→ **Exercise description**: Reproduce every line of the listing as written, apart from the pictures.

# Start of Recorded information

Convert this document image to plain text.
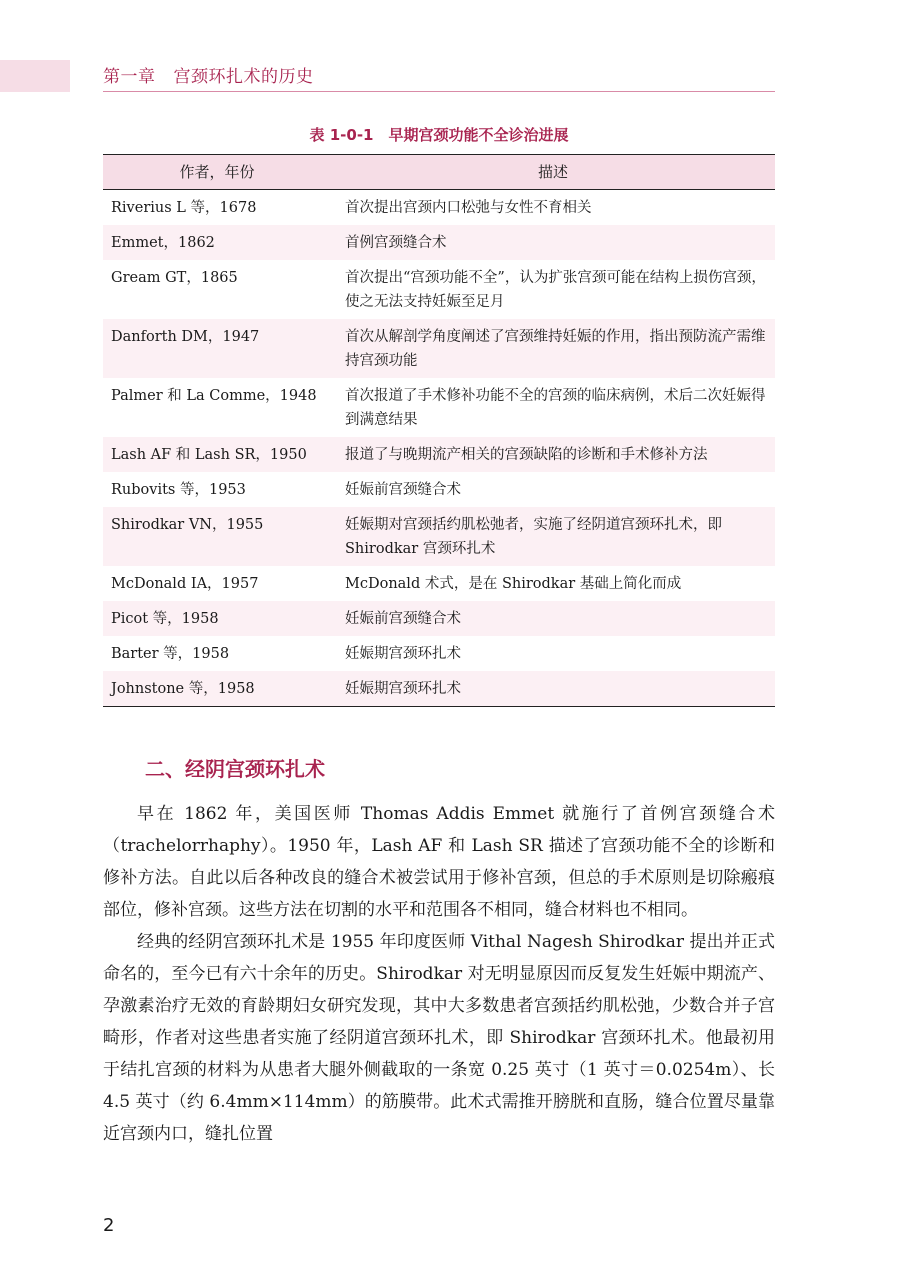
第一章 宫颈环扎术的历史
表 1-0-1　早期宫颈功能不全诊治进展
作者，年份	描述
Riverius L 等，1678	首次提出宫颈内口松弛与女性不育相关
Emmet，1862	首例宫颈缝合术
Gream GT，1865	首次提出“宫颈功能不全”，认为扩张宫颈可能在结构上损伤宫颈，使之无法支持妊娠至足月
Danforth DM，1947	首次从解剖学角度阐述了宫颈维持妊娠的作用，指出预防流产需维持宫颈功能
Palmer 和 La Comme，1948	首次报道了手术修补功能不全的宫颈的临床病例，术后二次妊娠得到满意结果
Lash AF 和 Lash SR，1950	报道了与晚期流产相关的宫颈缺陷的诊断和手术修补方法
Rubovits 等，1953	妊娠前宫颈缝合术
Shirodkar VN，1955	妊娠期对宫颈括约肌松弛者，实施了经阴道宫颈环扎术，即 Shirodkar 宫颈环扎术
McDonald IA，1957	McDonald 术式，是在 Shirodkar 基础上简化而成
Picot 等，1958	妊娠前宫颈缝合术
Barter 等，1958	妊娠期宫颈环扎术
Johnstone 等，1958	妊娠期宫颈环扎术
二、经阴宫颈环扎术

早在 1862 年，美国医师 Thomas Addis Emmet 就施行了首例宫颈缝合术（trachelorrhaphy）。1950 年，Lash AF 和 Lash SR 描述了宫颈功能不全的诊断和修补方法。自此以后各种改良的缝合术被尝试用于修补宫颈，但总的手术原则是切除瘢痕部位，修补宫颈。这些方法在切割的水平和范围各不相同，缝合材料也不相同。

经典的经阴宫颈环扎术是 1955 年印度医师 Vithal Nagesh Shirodkar 提出并正式命名的，至今已有六十余年的历史。Shirodkar 对无明显原因而反复发生妊娠中期流产、孕激素治疗无效的育龄期妇女研究发现，其中大多数患者宫颈括约肌松弛，少数合并子宫畸形，作者对这些患者实施了经阴道宫颈环扎术，即 Shirodkar 宫颈环扎术。他最初用于结扎宫颈的材料为从患者大腿外侧截取的一条宽 0.25 英寸（1 英寸＝0.0254m）、长 4.5 英寸（约 6.4mm×114mm）的筋膜带。此术式需推开膀胱和直肠，缝合位置尽量靠近宫颈内口，缝扎位置

2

# End of Recorded information

→ **Task response**:
Convert this document image to plain text.
第一章 宫颈环扎术的历史
表 1-0-1　早期宫颈功能不全诊治进展
作者，年份	描述
Riverius L 等，1678	首次提出宫颈内口松弛与女性不育相关
Emmet，1862	首例宫颈缝合术
Gream GT，1865	首次提出“宫颈功能不全”，认为扩张宫颈可能在结构上损伤宫颈，使之无法支持妊娠至足月
Danforth DM，1947	首次从解剖学角度阐述了宫颈维持妊娠的作用，指出预防流产需维持宫颈功能
Palmer 和 La Comme，1948	首次报道了手术修补功能不全的宫颈的临床病例，术后二次妊娠得到满意结果
Lash AF 和 Lash SR，1950	报道了与晚期流产相关的宫颈缺陷的诊断和手术修补方法
Rubovits 等，1953	妊娠前宫颈缝合术
Shirodkar VN，1955	妊娠期对宫颈括约肌松弛者，实施了经阴道宫颈环扎术，即 Shirodkar 宫颈环扎术
McDonald IA，1957	McDonald 术式，是在 Shirodkar 基础上简化而成
Picot 等，1958	妊娠前宫颈缝合术
Barter 等，1958	妊娠期宫颈环扎术
Johnstone 等，1958	妊娠期宫颈环扎术
二、经阴宫颈环扎术

早在 1862 年，美国医师 Thomas Addis Emmet 就施行了首例宫颈缝合术（trachelorrhaphy）。1950 年，Lash AF 和 Lash SR 描述了宫颈功能不全的诊断和修补方法。自此以后各种改良的缝合术被尝试用于修补宫颈，但总的手术原则是切除瘢痕部位，修补宫颈。这些方法在切割的水平和范围各不相同，缝合材料也不相同。

经典的经阴宫颈环扎术是 1955 年印度医师 Vithal Nagesh Shirodkar 提出并正式命名的，至今已有六十余年的历史。Shirodkar 对无明显原因而反复发生妊娠中期流产、孕激素治疗无效的育龄期妇女研究发现，其中大多数患者宫颈括约肌松弛，少数合并子宫畸形，作者对这些患者实施了经阴道宫颈环扎术，即 Shirodkar 宫颈环扎术。他最初用于结扎宫颈的材料为从患者大腿外侧截取的一条宽 0.25 英寸（1 英寸＝0.0254m）、长 4.5 英寸（约 6.4mm×114mm）的筋膜带。此术式需推开膀胱和直肠，缝合位置尽量靠近宫颈内口，缝扎位置

2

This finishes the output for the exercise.